*Working data:*

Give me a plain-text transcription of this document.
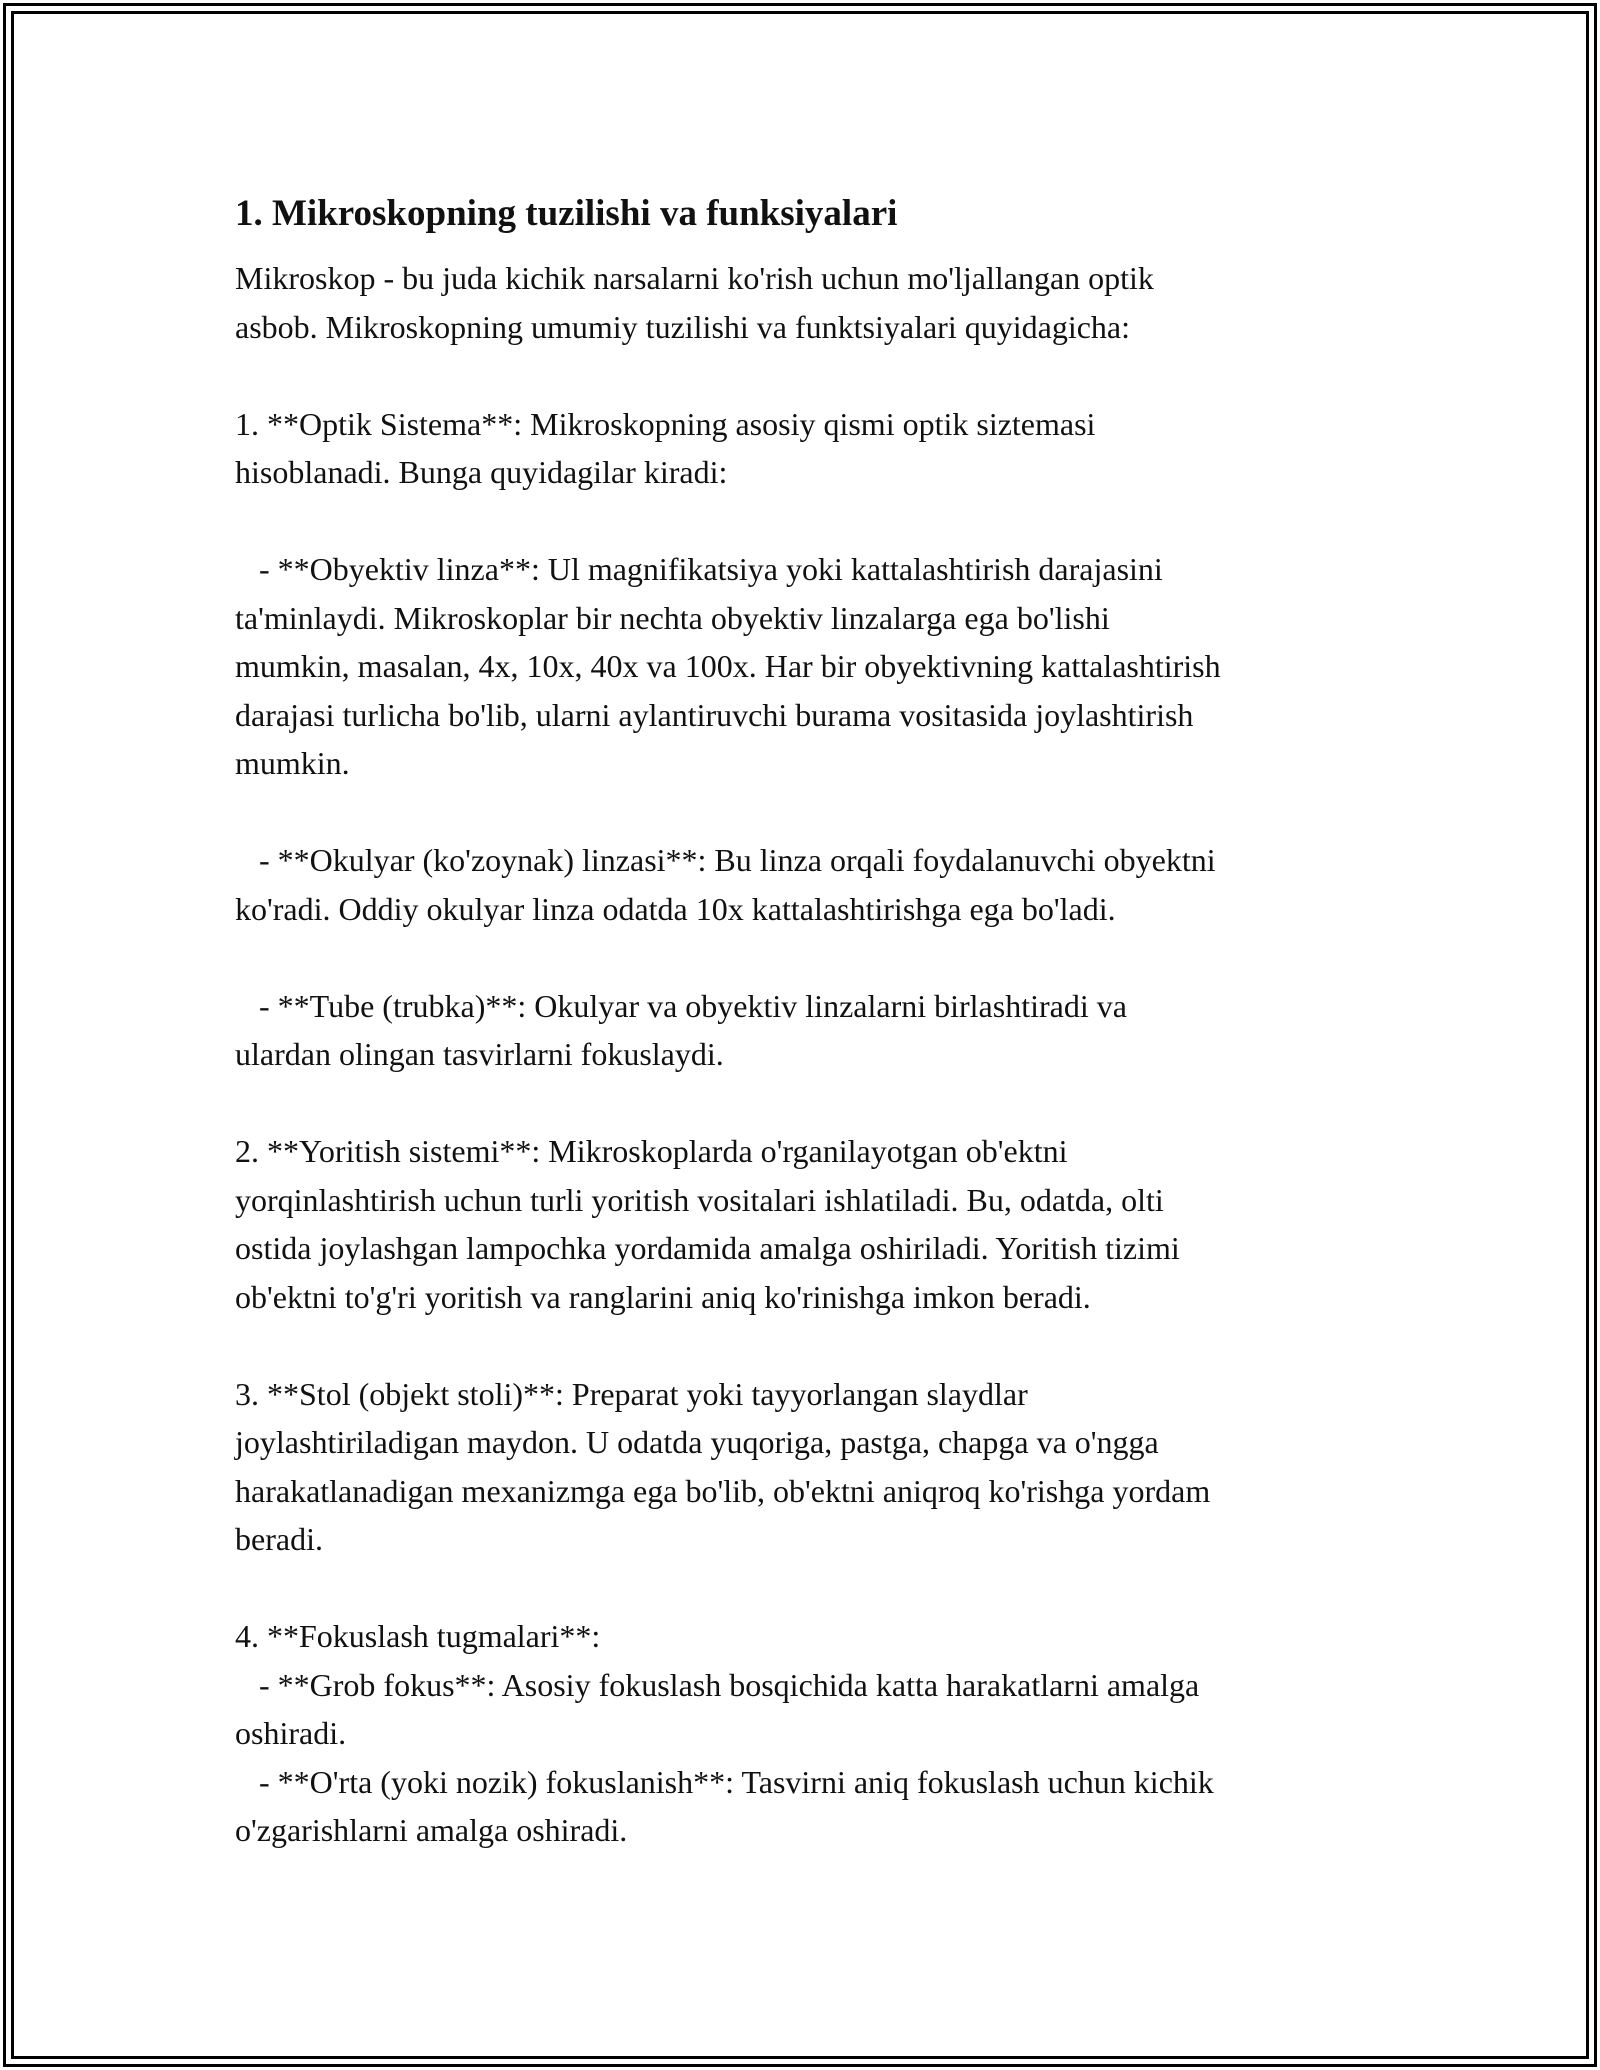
1. Mikroskopning tuzilishi va funksiyalari
Mikroskop - bu juda kichik narsalarni ko'rish uchun mo'ljallangan optik
asbob. Mikroskopning umumiy tuzilishi va funktsiyalari quyidagicha:

1. **Optik Sistema**: Mikroskopning asosiy qismi optik siztemasi
hisoblanadi. Bunga quyidagilar kiradi:

- **Obyektiv linza**: Ul magnifikatsiya yoki kattalashtirish darajasini
ta'minlaydi. Mikroskoplar bir nechta obyektiv linzalarga ega bo'lishi
mumkin, masalan, 4x, 10x, 40x va 100x. Har bir obyektivning kattalashtirish
darajasi turlicha bo'lib, ularni aylantiruvchi burama vositasida joylashtirish
mumkin.

- **Okulyar (ko'zoynak) linzasi**: Bu linza orqali foydalanuvchi obyektni
ko'radi. Oddiy okulyar linza odatda 10x kattalashtirishga ega bo'ladi.

- **Tube (trubka)**: Okulyar va obyektiv linzalarni birlashtiradi va
ulardan olingan tasvirlarni fokuslaydi.

2. **Yoritish sistemi**: Mikroskoplarda o'rganilayotgan ob'ektni
yorqinlashtirish uchun turli yoritish vositalari ishlatiladi. Bu, odatda, olti
ostida joylashgan lampochka yordamida amalga oshiriladi. Yoritish tizimi
ob'ektni to'g'ri yoritish va ranglarini aniq ko'rinishga imkon beradi.

3. **Stol (objekt stoli)**: Preparat yoki tayyorlangan slaydlar
joylashtiriladigan maydon. U odatda yuqoriga, pastga, chapga va o'ngga
harakatlanadigan mexanizmga ega bo'lib, ob'ektni aniqroq ko'rishga yordam
beradi.

4. **Fokuslash tugmalari**:
- **Grob fokus**: Asosiy fokuslash bosqichida katta harakatlarni amalga
oshiradi.
- **O'rta (yoki nozik) fokuslanish**: Tasvirni aniq fokuslash uchun kichik
o'zgarishlarni amalga oshiradi.
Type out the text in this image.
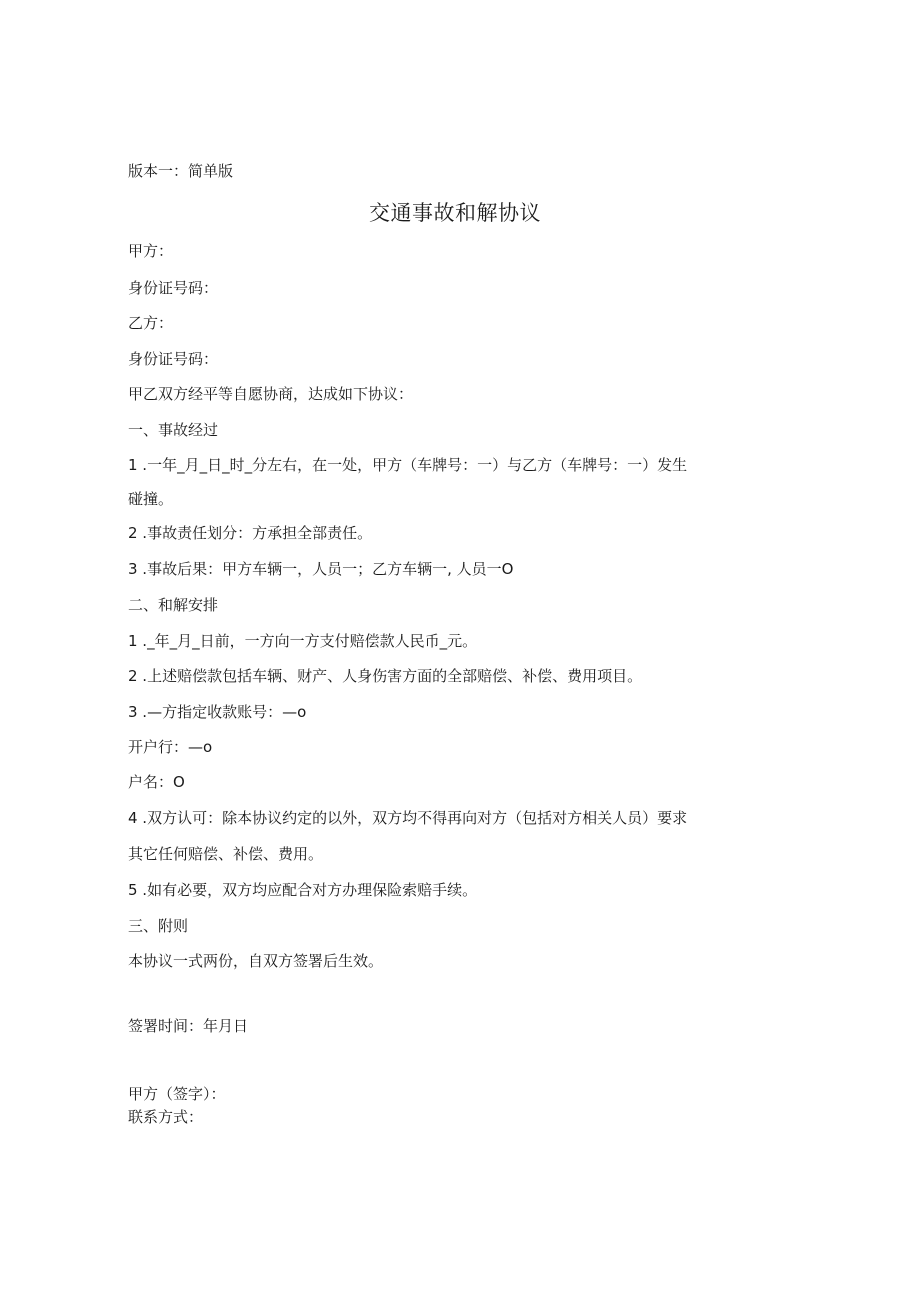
版本一：简单版
交通事故和解协议
甲方：
身份证号码：
乙方：
身份证号码：
甲乙双方经平等自愿协商，达成如下协议：
一、事故经过
1 .一年_月_日_时_分左右，在一处，甲方（车牌号：一）与乙方（车牌号：一）发生
碰撞。
2 .事故责任划分：方承担全部责任。
3 .事故后果：甲方车辆一，人员一；乙方车辆一, 人员一O
二、和解安排
1 ._年_月_日前，一方向一方支付赔偿款人民币_元。
2 .上述赔偿款包括车辆、财产、人身伤害方面的全部赔偿、补偿、费用项目。
3 .—方指定收款账号：—o
开户行：—o
户名：O
4 .双方认可：除本协议约定的以外，双方均不得再向对方（包括对方相关人员）要求
其它任何赔偿、补偿、费用。
5 .如有必要，双方均应配合对方办理保险索赔手续。
三、附则
本协议一式两份，自双方签署后生效。
签署时间：年月日
甲方（签字）：
联系方式：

*Work instructions:*
Take the line containing "Type out the text in this image." as the first line and the last line of the data above as the final one, and output exactly the lines between them, inclusive, with no pictures.

*Complete output:*
Type out the text in this image.
版本一：简单版
交通事故和解协议
甲方：
身份证号码：
乙方：
身份证号码：
甲乙双方经平等自愿协商，达成如下协议：
一、事故经过
1 .一年_月_日_时_分左右，在一处，甲方（车牌号：一）与乙方（车牌号：一）发生
碰撞。
2 .事故责任划分：方承担全部责任。
3 .事故后果：甲方车辆一，人员一；乙方车辆一, 人员一O
二、和解安排
1 ._年_月_日前，一方向一方支付赔偿款人民币_元。
2 .上述赔偿款包括车辆、财产、人身伤害方面的全部赔偿、补偿、费用项目。
3 .—方指定收款账号：—o
开户行：—o
户名：O
4 .双方认可：除本协议约定的以外，双方均不得再向对方（包括对方相关人员）要求
其它任何赔偿、补偿、费用。
5 .如有必要，双方均应配合对方办理保险索赔手续。
三、附则
本协议一式两份，自双方签署后生效。
签署时间：年月日
甲方（签字）：
联系方式：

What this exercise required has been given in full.